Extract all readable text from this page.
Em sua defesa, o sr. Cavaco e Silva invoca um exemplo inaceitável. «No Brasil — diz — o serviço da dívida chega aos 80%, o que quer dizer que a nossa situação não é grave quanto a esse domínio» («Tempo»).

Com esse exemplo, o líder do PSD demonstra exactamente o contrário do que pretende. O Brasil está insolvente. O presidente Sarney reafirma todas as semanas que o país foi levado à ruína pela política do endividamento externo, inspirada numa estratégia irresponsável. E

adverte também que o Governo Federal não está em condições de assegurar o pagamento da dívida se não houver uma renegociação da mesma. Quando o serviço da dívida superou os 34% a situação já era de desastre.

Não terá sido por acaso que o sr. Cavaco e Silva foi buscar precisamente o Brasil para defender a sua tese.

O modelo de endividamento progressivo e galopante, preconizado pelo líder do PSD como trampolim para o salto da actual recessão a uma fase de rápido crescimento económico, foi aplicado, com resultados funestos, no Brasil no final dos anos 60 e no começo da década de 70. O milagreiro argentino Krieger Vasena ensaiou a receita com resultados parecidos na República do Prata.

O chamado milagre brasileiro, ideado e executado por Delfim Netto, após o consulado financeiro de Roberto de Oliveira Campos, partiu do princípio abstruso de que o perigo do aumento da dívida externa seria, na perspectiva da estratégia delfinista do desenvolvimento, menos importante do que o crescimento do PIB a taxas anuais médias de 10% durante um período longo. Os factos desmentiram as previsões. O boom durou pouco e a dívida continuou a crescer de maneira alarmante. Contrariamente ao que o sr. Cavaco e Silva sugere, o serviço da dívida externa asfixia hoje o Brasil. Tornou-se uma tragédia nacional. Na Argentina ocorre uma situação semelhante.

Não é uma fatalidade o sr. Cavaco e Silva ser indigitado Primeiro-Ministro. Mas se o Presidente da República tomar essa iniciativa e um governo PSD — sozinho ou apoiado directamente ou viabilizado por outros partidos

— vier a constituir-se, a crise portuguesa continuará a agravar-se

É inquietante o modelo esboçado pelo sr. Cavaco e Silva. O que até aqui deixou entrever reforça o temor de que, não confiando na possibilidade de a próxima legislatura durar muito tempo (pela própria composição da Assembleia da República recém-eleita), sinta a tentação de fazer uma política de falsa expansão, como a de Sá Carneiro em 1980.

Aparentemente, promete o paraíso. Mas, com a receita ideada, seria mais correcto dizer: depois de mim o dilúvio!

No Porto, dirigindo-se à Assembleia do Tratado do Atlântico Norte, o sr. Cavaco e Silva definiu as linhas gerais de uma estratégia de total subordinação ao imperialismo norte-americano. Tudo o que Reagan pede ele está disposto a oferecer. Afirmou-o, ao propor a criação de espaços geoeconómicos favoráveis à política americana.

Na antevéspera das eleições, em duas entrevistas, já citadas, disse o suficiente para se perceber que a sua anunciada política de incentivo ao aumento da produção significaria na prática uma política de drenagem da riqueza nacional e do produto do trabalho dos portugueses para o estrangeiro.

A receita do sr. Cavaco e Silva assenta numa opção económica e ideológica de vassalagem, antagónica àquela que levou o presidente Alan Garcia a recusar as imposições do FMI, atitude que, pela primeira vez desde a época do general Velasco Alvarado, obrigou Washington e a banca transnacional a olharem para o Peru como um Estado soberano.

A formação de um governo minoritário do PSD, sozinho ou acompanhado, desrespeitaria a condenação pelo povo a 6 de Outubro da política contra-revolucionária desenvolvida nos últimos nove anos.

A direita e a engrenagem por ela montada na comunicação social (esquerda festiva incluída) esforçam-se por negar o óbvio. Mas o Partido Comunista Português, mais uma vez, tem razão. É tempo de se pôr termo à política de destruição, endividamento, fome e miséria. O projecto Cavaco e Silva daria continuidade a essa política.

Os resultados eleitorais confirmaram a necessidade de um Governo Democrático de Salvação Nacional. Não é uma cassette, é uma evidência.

§

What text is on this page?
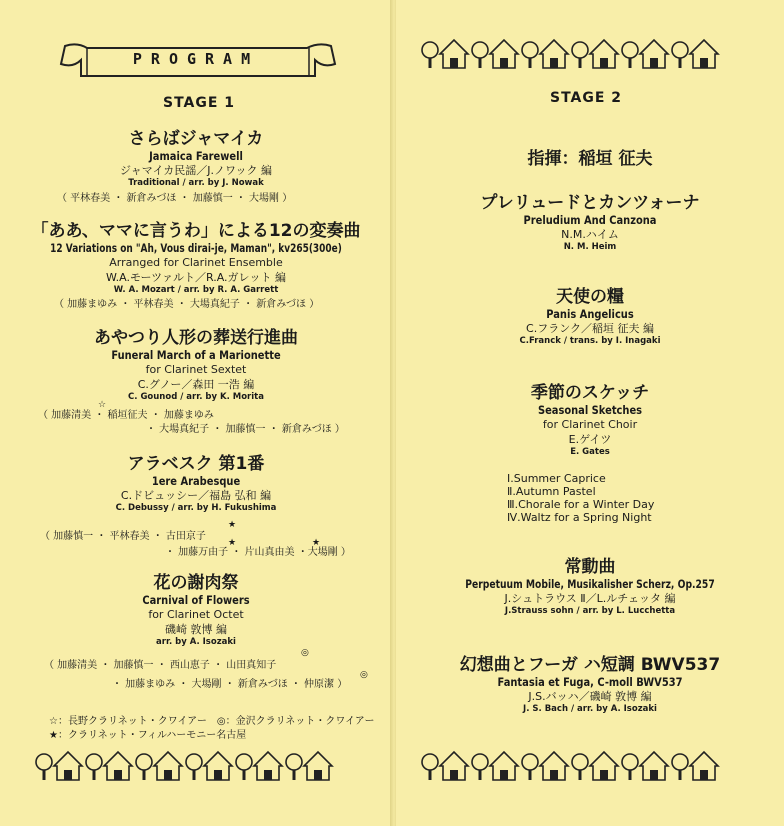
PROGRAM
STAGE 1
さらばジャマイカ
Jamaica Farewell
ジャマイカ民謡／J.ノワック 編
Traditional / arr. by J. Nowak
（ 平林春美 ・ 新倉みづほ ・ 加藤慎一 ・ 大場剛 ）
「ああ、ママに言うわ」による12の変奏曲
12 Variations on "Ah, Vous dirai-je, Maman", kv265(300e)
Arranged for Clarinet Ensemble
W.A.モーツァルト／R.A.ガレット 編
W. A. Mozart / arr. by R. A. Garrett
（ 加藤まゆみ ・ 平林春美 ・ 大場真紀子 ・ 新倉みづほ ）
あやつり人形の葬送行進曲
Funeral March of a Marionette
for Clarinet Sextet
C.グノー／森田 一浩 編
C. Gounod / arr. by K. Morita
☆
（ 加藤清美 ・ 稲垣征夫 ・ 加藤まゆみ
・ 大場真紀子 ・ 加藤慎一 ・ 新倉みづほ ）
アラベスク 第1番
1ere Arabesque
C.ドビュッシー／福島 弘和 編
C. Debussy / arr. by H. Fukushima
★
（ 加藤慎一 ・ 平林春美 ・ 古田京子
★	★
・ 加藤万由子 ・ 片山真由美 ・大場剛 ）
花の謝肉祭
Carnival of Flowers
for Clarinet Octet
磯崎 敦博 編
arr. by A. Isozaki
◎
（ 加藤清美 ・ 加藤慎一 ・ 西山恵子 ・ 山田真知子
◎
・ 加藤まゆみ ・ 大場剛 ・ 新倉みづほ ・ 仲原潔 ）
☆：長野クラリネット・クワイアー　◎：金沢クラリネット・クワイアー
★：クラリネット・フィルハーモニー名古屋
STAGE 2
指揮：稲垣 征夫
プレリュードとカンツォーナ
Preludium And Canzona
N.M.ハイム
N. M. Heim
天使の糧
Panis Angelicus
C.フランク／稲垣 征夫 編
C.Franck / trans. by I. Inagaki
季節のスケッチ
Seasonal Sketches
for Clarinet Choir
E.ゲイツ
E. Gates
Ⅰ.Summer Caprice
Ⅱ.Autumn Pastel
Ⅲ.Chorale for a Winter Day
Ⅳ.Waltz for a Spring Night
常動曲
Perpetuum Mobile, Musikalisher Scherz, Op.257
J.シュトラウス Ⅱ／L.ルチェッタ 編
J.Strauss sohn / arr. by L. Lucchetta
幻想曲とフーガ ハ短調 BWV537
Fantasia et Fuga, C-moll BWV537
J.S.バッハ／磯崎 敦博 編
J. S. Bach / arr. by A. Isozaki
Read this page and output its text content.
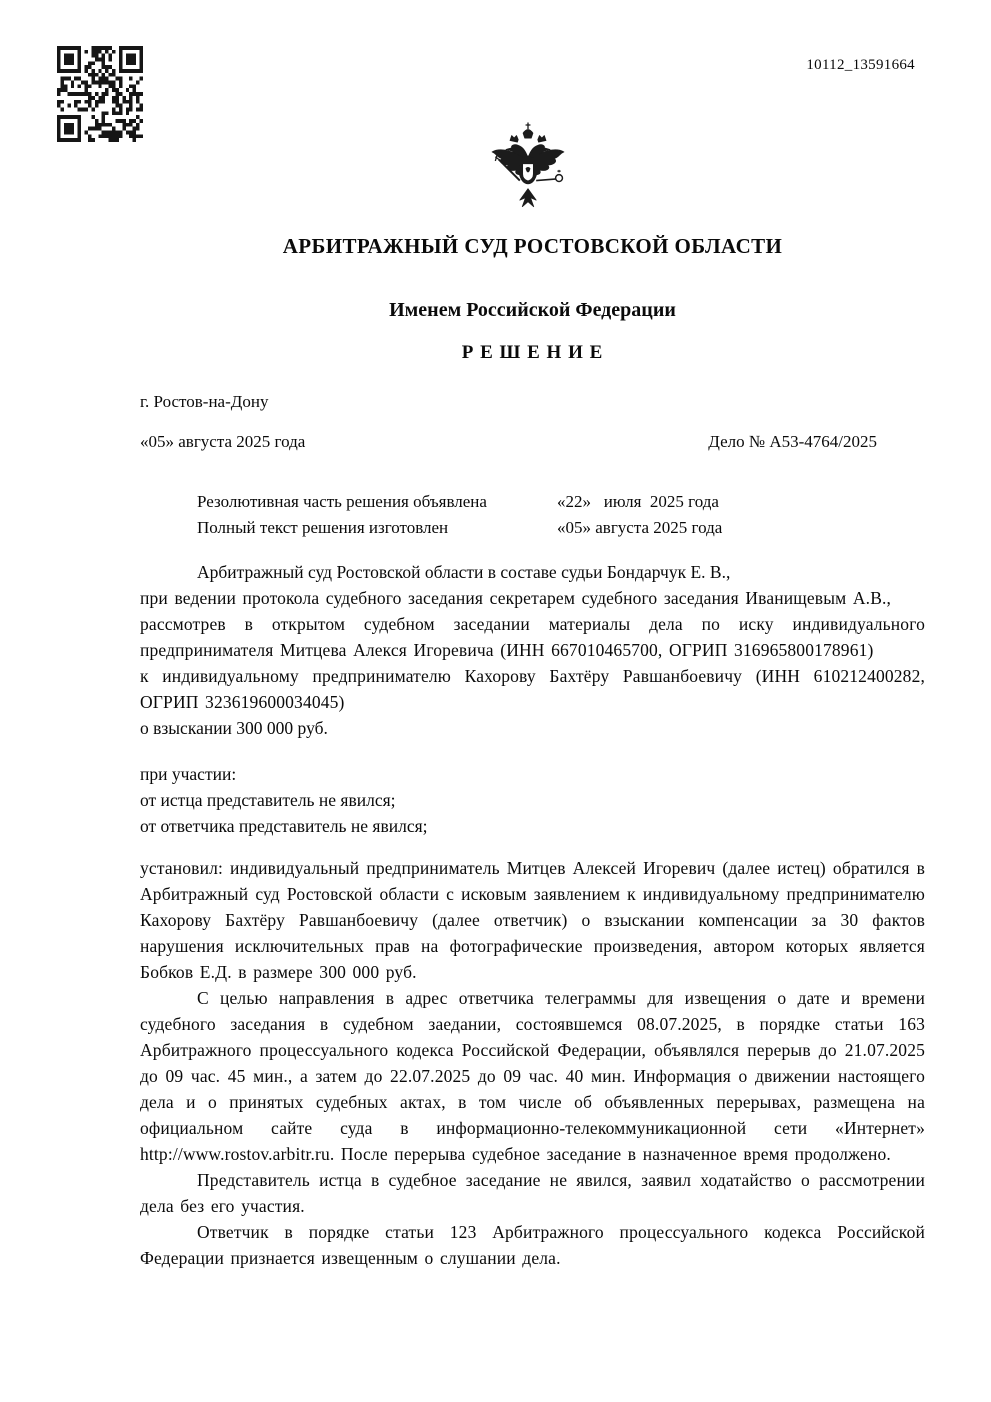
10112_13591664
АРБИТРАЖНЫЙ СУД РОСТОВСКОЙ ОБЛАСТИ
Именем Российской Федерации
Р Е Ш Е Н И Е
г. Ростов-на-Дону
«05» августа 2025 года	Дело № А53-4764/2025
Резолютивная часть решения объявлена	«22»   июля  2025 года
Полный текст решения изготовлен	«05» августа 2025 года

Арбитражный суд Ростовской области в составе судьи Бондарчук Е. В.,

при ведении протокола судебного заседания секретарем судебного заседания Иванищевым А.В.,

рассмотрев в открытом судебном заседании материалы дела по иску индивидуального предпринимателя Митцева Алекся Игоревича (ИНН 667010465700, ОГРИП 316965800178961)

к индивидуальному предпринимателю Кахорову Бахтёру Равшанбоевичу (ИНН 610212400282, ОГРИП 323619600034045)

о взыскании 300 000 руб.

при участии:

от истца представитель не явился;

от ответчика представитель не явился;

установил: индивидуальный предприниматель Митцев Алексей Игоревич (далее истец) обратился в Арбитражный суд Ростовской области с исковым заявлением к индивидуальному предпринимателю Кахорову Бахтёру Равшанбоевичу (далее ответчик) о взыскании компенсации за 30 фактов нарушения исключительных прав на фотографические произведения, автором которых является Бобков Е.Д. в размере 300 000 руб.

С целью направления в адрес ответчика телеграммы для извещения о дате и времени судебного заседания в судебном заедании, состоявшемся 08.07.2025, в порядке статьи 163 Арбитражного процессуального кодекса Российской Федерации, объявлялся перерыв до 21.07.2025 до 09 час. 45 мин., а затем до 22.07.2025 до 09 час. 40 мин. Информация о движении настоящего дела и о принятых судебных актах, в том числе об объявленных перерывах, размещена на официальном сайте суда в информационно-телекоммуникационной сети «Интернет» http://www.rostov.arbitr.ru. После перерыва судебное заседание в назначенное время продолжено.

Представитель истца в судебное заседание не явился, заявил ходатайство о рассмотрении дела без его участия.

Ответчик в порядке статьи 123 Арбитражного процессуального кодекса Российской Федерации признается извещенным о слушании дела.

§

Filter the records down to the lines that contain the string "numa", and copy those lines.

> **Response to the task**:
Com esse exemplo, o líder do PSD demonstra exactamente o contrário do que pretende. O Brasil está insolvente. O presidente Sarney reafirma todas as semanas que o país foi levado à ruína pela política do endividamento externo, inspirada numa estratégia irresponsável. E
A receita do sr. Cavaco e Silva assenta numa opção económica e ideológica de vassalagem, antagónica àquela que levou o presidente Alan Garcia a recusar as imposições do FMI, atitude que, pela primeira vez desde a época do general Velasco Alvarado, obrigou Washington e a banca transnacional a olharem para o Peru como um Estado soberano.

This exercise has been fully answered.